Record list →
>> BEGIN

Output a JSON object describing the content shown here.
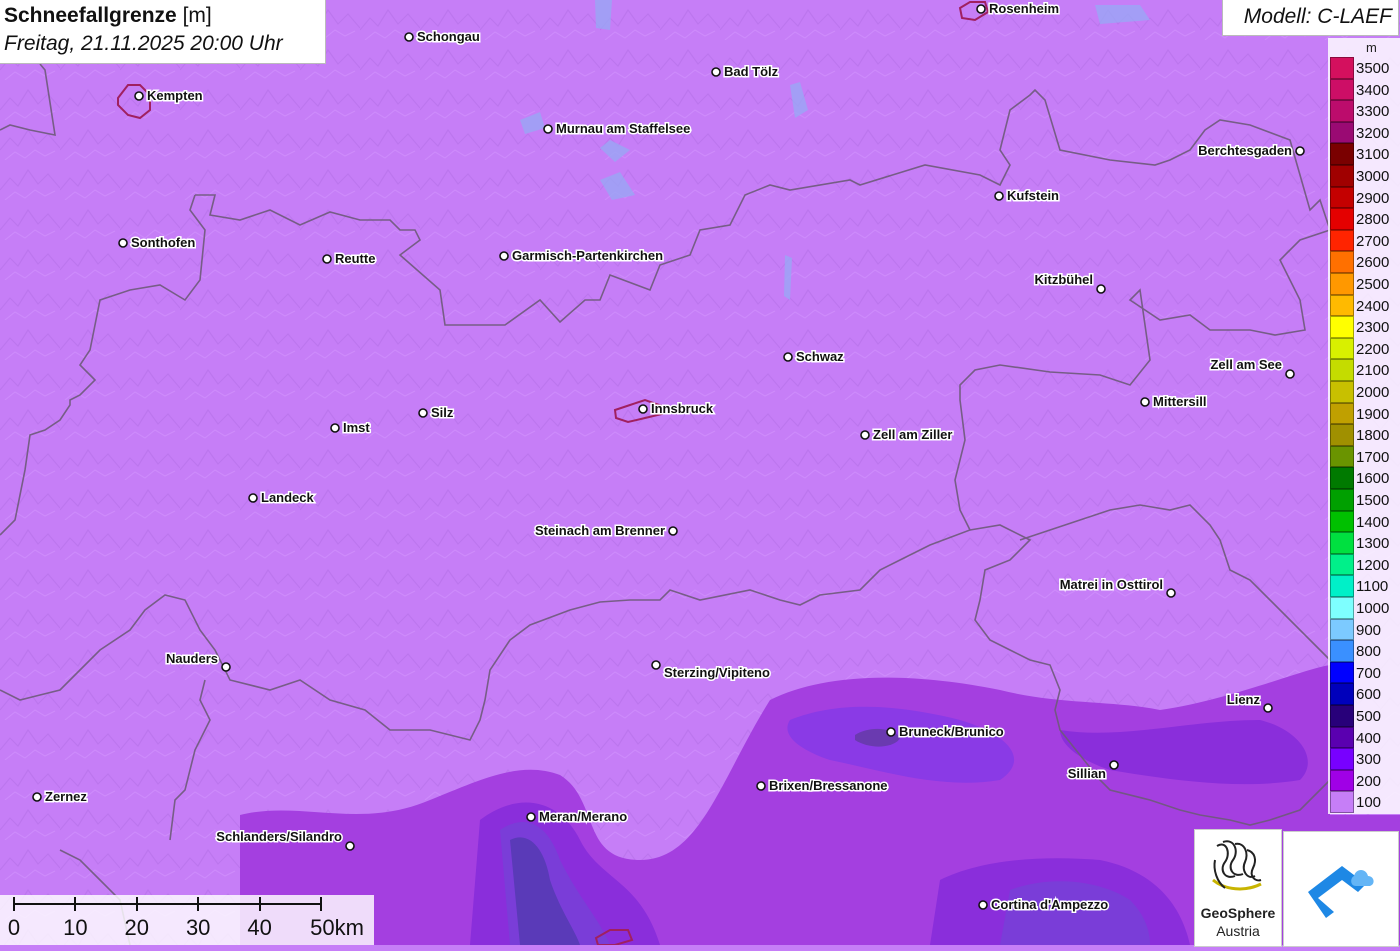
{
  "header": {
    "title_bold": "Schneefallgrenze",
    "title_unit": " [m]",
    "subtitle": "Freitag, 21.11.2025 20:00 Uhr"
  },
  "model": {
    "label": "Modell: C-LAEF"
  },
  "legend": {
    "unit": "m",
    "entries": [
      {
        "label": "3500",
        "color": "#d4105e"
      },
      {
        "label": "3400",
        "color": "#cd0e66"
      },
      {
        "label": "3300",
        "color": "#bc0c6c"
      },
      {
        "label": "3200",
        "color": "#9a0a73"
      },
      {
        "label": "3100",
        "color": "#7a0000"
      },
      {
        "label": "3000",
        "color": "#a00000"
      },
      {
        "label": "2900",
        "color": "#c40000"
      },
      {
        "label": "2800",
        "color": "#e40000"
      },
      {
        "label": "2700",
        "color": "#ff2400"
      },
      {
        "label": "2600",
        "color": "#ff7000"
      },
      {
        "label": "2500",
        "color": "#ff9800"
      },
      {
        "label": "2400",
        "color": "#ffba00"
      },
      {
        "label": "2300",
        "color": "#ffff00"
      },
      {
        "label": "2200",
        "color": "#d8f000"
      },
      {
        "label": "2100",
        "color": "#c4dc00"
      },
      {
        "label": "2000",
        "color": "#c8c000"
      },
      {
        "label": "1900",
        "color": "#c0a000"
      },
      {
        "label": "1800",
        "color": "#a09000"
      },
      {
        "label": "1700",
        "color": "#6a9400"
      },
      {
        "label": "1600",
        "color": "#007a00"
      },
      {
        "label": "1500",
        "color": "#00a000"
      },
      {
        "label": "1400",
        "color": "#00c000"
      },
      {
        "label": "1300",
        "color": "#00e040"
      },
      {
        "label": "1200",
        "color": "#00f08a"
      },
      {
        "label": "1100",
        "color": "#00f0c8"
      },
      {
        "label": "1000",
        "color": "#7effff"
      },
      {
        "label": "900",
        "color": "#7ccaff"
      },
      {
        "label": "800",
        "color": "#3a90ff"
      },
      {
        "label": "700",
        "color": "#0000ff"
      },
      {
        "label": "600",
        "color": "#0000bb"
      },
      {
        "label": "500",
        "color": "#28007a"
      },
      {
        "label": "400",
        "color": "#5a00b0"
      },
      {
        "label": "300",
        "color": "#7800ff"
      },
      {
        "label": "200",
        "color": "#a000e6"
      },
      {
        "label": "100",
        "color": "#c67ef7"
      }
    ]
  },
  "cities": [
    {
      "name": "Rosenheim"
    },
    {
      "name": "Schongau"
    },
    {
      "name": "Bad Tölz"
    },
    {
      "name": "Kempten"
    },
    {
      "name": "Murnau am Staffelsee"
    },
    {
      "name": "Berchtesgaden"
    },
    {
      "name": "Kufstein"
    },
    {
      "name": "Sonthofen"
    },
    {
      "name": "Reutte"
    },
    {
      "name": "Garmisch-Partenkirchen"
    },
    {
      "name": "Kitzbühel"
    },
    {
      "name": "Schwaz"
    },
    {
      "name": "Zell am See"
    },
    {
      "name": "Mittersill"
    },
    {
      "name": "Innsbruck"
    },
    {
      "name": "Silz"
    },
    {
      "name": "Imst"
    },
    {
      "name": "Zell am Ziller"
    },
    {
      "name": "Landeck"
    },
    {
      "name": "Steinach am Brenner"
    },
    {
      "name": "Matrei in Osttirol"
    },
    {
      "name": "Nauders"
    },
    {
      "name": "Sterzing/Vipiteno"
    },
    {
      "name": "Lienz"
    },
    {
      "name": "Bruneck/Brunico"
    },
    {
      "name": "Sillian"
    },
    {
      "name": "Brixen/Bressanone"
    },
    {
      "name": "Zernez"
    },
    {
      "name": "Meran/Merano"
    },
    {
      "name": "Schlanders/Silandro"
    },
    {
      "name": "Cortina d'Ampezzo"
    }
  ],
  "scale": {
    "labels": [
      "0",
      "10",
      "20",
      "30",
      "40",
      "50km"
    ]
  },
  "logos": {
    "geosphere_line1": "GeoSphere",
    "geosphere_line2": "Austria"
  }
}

>> END
>> BEGIN

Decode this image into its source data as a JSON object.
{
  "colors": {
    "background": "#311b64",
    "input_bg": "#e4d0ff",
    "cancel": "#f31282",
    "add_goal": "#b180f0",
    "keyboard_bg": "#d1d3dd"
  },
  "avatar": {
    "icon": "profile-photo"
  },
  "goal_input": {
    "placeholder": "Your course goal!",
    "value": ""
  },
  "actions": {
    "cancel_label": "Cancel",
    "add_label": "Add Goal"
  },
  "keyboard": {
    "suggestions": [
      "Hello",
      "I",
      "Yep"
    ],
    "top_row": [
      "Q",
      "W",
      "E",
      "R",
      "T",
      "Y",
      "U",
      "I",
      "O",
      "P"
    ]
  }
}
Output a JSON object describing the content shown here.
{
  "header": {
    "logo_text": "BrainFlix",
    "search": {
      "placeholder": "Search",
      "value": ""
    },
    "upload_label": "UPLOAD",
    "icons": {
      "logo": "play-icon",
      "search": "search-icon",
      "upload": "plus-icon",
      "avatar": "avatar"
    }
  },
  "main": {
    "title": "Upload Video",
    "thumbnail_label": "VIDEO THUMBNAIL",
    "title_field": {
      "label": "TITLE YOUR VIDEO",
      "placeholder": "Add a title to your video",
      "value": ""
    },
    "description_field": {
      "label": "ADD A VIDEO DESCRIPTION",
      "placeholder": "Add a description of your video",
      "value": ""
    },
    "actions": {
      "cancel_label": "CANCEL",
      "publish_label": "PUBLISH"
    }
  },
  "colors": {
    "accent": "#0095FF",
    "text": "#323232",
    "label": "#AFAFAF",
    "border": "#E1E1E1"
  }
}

>> END

What is needed → Consider the entries above and return each line with the string "placeholder".

In response →
    "placeholder": "Your course goal!",
      "placeholder": "Search",
      "placeholder": "Add a title to your video",
      "placeholder": "Add a description of your video",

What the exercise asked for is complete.